Prompt: Write out the entries below once more, exactly, with the pictures left out.

───── Data supplied

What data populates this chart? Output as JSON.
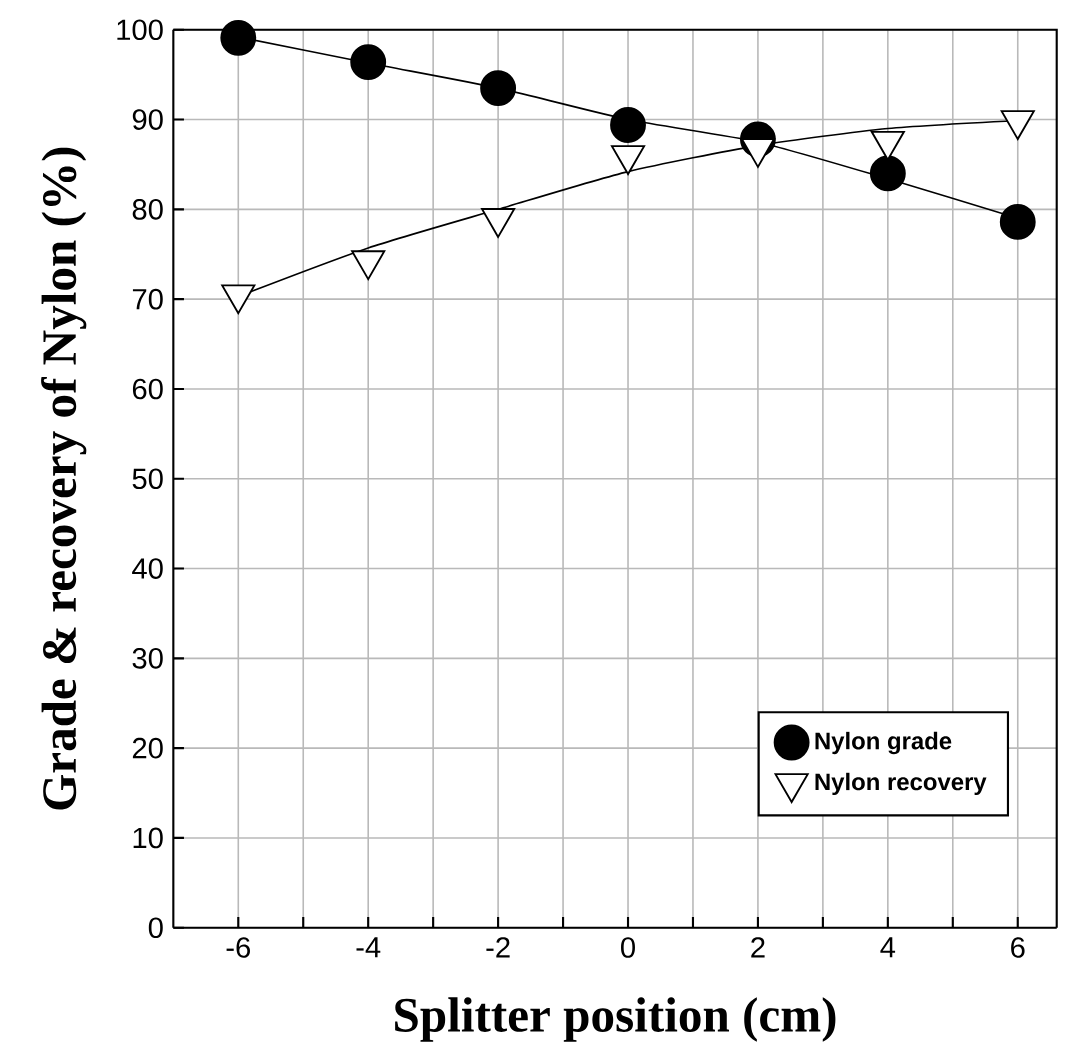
{
  "chart_data": {
    "type": "scatter",
    "xlabel": "Splitter position (cm)",
    "ylabel": "Grade & recovery of Nylon (%)",
    "xlim": [
      -7,
      6.6
    ],
    "ylim": [
      0,
      100
    ],
    "xticks": [
      -6,
      {
        "value": -5,
        "label": null
      },
      -4,
      {
        "value": -3,
        "label": null
      },
      -2,
      {
        "value": -1,
        "label": null
      },
      0,
      {
        "value": 1,
        "label": null
      },
      2,
      {
        "value": 3,
        "label": null
      },
      4,
      {
        "value": 5,
        "label": null
      },
      6
    ],
    "yticks": [
      0,
      10,
      20,
      30,
      40,
      50,
      60,
      70,
      80,
      90,
      100
    ],
    "grid": true,
    "legend": "bottom right",
    "series": [
      {
        "name": "Nylon grade",
        "marker": "circle",
        "color": "#000000",
        "x": [
          -6,
          -4,
          -2,
          0,
          2,
          4,
          6
        ],
        "values": [
          99.1,
          96.4,
          93.5,
          89.4,
          87.8,
          84.0,
          78.6
        ]
      },
      {
        "name": "Nylon recovery",
        "marker": "triangle",
        "color": "#ffffff",
        "x": [
          -6,
          -4,
          -2,
          0,
          2,
          4,
          6
        ],
        "values": [
          70.5,
          74.3,
          79.0,
          86.0,
          86.8,
          87.6,
          89.9
        ]
      },
      {
        "type": "line",
        "color": "#000000",
        "x": [
          -6,
          -4,
          -2,
          0,
          2,
          4,
          6
        ],
        "values": [
          99.2,
          96.3,
          93.5,
          90.0,
          87.5,
          83.4,
          79.0
        ]
      },
      {
        "type": "line",
        "color": "#000000",
        "x": [
          -6,
          -4,
          -2,
          0,
          2,
          4,
          6
        ],
        "values": [
          70.3,
          75.7,
          80.0,
          84.2,
          87.1,
          89.0,
          89.9
        ]
      }
    ]
  }
}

──────────

Result for this task:
What data populates this chart? Output as JSON.
{
  "chart_data": {
    "type": "scatter",
    "xlabel": "Splitter position (cm)",
    "ylabel": "Grade & recovery of Nylon (%)",
    "xlim": [
      -7,
      6.6
    ],
    "ylim": [
      0,
      100
    ],
    "xticks": [
      -6,
      {
        "value": -5,
        "label": null
      },
      -4,
      {
        "value": -3,
        "label": null
      },
      -2,
      {
        "value": -1,
        "label": null
      },
      0,
      {
        "value": 1,
        "label": null
      },
      2,
      {
        "value": 3,
        "label": null
      },
      4,
      {
        "value": 5,
        "label": null
      },
      6
    ],
    "yticks": [
      0,
      10,
      20,
      30,
      40,
      50,
      60,
      70,
      80,
      90,
      100
    ],
    "grid": true,
    "legend": "bottom right",
    "series": [
      {
        "name": "Nylon grade",
        "marker": "circle",
        "color": "#000000",
        "x": [
          -6,
          -4,
          -2,
          0,
          2,
          4,
          6
        ],
        "values": [
          99.1,
          96.4,
          93.5,
          89.4,
          87.8,
          84.0,
          78.6
        ]
      },
      {
        "name": "Nylon recovery",
        "marker": "triangle",
        "color": "#ffffff",
        "x": [
          -6,
          -4,
          -2,
          0,
          2,
          4,
          6
        ],
        "values": [
          70.5,
          74.3,
          79.0,
          86.0,
          86.8,
          87.6,
          89.9
        ]
      },
      {
        "type": "line",
        "color": "#000000",
        "x": [
          -6,
          -4,
          -2,
          0,
          2,
          4,
          6
        ],
        "values": [
          99.2,
          96.3,
          93.5,
          90.0,
          87.5,
          83.4,
          79.0
        ]
      },
      {
        "type": "line",
        "color": "#000000",
        "x": [
          -6,
          -4,
          -2,
          0,
          2,
          4,
          6
        ],
        "values": [
          70.3,
          75.7,
          80.0,
          84.2,
          87.1,
          89.0,
          89.9
        ]
      }
    ]
  }
}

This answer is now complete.